* **EXERCISE PROMPT**
Select the lines that hold the word "一般月份保证金" and copy each one.

--- start RECORD SET ---

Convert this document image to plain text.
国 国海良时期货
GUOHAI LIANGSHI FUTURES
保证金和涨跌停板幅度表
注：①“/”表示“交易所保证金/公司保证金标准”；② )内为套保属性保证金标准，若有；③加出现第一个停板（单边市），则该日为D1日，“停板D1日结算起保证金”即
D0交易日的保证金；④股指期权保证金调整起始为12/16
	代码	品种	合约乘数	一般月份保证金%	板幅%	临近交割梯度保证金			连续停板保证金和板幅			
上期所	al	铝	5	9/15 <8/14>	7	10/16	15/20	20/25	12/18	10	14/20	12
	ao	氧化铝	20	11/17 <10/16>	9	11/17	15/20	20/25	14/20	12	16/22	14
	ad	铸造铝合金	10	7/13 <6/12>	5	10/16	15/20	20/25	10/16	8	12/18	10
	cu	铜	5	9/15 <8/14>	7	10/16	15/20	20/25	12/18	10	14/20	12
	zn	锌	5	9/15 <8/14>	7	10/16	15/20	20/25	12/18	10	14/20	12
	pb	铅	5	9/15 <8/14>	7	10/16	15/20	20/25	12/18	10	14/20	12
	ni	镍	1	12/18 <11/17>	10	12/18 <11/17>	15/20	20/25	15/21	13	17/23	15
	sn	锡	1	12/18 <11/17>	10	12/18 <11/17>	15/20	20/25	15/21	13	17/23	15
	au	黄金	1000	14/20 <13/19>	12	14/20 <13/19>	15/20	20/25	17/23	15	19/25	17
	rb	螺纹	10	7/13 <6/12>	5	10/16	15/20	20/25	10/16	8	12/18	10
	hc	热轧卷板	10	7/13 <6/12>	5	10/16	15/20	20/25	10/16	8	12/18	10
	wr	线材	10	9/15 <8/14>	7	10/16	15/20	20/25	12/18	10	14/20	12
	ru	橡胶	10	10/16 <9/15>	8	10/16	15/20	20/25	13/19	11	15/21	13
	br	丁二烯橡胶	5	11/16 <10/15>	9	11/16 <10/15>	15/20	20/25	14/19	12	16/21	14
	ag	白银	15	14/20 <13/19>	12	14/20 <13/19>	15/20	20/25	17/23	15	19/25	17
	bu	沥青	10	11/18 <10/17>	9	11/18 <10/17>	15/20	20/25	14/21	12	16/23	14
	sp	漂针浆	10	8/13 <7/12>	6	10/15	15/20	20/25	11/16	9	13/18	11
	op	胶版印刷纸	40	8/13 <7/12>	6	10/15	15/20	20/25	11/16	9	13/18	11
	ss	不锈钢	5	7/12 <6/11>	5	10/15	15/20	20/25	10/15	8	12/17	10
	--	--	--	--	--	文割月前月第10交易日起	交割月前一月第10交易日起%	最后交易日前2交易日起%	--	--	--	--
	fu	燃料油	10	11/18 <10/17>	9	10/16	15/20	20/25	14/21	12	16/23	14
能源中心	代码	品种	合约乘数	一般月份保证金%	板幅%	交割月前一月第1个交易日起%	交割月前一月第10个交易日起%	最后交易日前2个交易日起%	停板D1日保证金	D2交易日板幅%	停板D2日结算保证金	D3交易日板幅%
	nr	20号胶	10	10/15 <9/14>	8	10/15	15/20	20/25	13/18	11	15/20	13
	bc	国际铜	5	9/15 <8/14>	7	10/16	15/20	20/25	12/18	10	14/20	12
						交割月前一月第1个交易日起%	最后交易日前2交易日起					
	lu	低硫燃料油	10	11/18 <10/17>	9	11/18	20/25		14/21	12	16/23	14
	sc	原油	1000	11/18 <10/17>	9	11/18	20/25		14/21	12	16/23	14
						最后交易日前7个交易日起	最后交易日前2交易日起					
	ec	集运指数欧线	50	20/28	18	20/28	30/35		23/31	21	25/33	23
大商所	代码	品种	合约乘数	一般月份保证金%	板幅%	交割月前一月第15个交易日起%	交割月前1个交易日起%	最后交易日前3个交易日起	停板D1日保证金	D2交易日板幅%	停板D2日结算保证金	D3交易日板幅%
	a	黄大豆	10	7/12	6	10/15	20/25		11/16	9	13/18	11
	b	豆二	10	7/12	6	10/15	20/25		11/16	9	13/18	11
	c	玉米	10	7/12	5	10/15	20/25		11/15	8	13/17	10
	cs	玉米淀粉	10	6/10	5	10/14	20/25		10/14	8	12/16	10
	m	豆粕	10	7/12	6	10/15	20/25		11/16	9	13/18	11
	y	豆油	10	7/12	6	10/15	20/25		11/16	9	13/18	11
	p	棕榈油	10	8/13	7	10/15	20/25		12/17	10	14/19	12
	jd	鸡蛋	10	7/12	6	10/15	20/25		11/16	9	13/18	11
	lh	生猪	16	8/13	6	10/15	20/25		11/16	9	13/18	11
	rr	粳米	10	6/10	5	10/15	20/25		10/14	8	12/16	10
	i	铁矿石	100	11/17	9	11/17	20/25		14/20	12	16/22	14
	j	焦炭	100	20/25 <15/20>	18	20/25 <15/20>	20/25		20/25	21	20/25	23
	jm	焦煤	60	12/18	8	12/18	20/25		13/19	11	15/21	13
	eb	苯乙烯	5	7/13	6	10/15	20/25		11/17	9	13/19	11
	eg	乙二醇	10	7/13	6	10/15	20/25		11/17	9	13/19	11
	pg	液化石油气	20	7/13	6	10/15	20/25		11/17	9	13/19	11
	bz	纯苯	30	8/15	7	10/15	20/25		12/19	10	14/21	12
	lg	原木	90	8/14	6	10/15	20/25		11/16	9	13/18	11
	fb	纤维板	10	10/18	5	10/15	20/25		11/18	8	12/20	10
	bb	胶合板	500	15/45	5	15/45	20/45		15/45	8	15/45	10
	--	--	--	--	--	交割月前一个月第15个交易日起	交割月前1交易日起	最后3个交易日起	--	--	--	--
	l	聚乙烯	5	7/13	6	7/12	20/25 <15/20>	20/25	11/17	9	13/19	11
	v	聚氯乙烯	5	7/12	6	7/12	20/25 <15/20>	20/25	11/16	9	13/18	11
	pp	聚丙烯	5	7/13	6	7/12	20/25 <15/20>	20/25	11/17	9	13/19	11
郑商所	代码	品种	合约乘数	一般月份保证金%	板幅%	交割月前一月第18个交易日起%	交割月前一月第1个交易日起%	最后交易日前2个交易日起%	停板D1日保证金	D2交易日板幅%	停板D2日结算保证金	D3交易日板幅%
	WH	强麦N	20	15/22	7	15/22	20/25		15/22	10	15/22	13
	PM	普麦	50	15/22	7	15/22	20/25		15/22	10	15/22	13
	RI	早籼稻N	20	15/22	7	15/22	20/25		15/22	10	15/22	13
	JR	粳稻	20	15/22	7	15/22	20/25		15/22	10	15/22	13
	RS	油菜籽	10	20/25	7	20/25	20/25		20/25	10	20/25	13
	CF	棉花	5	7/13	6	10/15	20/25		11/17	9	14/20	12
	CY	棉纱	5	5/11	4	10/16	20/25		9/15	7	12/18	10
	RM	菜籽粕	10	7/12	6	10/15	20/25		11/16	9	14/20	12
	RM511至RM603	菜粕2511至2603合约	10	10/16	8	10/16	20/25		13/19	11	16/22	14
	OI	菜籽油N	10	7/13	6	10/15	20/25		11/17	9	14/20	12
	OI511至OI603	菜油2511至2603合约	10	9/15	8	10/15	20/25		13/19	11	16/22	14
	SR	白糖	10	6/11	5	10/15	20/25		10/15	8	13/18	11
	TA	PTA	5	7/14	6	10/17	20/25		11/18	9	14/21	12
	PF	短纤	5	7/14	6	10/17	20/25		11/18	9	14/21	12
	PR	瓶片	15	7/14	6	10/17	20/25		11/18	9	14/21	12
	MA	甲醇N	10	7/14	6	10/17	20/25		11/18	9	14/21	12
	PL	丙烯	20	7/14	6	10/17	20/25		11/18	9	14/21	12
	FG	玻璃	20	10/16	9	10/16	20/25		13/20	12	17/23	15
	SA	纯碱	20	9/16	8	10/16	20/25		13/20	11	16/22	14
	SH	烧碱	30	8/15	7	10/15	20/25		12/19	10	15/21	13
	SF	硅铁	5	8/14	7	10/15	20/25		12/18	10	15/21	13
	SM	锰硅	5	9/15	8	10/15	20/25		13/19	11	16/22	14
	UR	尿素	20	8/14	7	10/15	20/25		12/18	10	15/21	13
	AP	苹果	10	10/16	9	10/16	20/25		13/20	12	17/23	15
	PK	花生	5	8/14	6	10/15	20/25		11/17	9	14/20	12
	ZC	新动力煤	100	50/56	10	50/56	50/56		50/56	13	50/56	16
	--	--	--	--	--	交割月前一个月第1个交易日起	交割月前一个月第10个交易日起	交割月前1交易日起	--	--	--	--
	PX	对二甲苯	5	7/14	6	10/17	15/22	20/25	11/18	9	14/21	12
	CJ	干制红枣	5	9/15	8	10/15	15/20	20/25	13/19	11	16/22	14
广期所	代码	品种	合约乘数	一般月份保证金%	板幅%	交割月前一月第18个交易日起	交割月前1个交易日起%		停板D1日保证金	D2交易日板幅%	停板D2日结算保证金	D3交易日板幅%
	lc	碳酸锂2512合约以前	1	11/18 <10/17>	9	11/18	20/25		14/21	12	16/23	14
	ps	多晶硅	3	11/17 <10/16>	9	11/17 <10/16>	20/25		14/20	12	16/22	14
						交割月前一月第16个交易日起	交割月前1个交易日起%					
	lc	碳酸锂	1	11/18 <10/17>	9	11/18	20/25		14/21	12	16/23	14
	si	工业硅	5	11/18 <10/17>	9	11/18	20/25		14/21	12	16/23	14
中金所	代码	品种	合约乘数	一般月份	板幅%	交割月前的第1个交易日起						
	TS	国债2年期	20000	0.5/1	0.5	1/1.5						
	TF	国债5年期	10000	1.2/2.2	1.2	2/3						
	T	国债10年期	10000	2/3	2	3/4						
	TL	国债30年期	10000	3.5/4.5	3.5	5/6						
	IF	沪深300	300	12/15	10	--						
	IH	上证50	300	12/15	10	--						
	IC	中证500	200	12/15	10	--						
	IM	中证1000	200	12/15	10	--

--- end RECORD SET ---

* **REPLY TO THE TASK**
	代码	品种	合约乘数	一般月份保证金%	板幅%	临近交割梯度保证金			连续停板保证金和板幅			
能源中心	代码	品种	合约乘数	一般月份保证金%	板幅%	交割月前一月第1个交易日起%	交割月前一月第10个交易日起%	最后交易日前2个交易日起%	停板D1日保证金	D2交易日板幅%	停板D2日结算保证金	D3交易日板幅%
大商所	代码	品种	合约乘数	一般月份保证金%	板幅%	交割月前一月第15个交易日起%	交割月前1个交易日起%	最后交易日前3个交易日起	停板D1日保证金	D2交易日板幅%	停板D2日结算保证金	D3交易日板幅%
郑商所	代码	品种	合约乘数	一般月份保证金%	板幅%	交割月前一月第18个交易日起%	交割月前一月第1个交易日起%	最后交易日前2个交易日起%	停板D1日保证金	D2交易日板幅%	停板D2日结算保证金	D3交易日板幅%
广期所	代码	品种	合约乘数	一般月份保证金%	板幅%	交割月前一月第18个交易日起	交割月前1个交易日起%		停板D1日保证金	D2交易日板幅%	停板D2日结算保证金	D3交易日板幅%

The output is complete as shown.